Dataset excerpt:
________________________

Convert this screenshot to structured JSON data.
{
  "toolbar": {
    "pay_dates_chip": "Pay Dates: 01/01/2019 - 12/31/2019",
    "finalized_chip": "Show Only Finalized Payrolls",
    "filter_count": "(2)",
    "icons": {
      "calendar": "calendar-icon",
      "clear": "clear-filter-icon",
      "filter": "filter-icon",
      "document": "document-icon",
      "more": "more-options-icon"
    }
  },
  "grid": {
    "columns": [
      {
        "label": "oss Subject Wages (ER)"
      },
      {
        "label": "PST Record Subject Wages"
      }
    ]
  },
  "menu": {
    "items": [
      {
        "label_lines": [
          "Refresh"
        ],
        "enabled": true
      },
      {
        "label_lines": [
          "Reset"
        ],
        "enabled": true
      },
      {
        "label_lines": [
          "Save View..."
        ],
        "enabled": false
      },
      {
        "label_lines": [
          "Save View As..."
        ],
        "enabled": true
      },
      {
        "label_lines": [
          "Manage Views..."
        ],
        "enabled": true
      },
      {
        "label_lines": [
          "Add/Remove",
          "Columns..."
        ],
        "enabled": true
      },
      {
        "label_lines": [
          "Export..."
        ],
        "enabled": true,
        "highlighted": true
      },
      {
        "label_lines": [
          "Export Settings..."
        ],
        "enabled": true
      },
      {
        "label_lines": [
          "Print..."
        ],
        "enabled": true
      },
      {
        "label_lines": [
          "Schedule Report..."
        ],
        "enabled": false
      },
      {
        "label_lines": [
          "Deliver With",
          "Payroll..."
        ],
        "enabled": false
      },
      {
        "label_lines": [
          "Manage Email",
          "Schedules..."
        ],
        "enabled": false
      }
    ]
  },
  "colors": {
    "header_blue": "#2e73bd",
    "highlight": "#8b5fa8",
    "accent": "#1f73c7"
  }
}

________________________

[WHAT IS EXPECTED] Within the listing above, work out how many lines contain the string "Subject", and reply with that number only.

[SOLVED PROBLEM] 2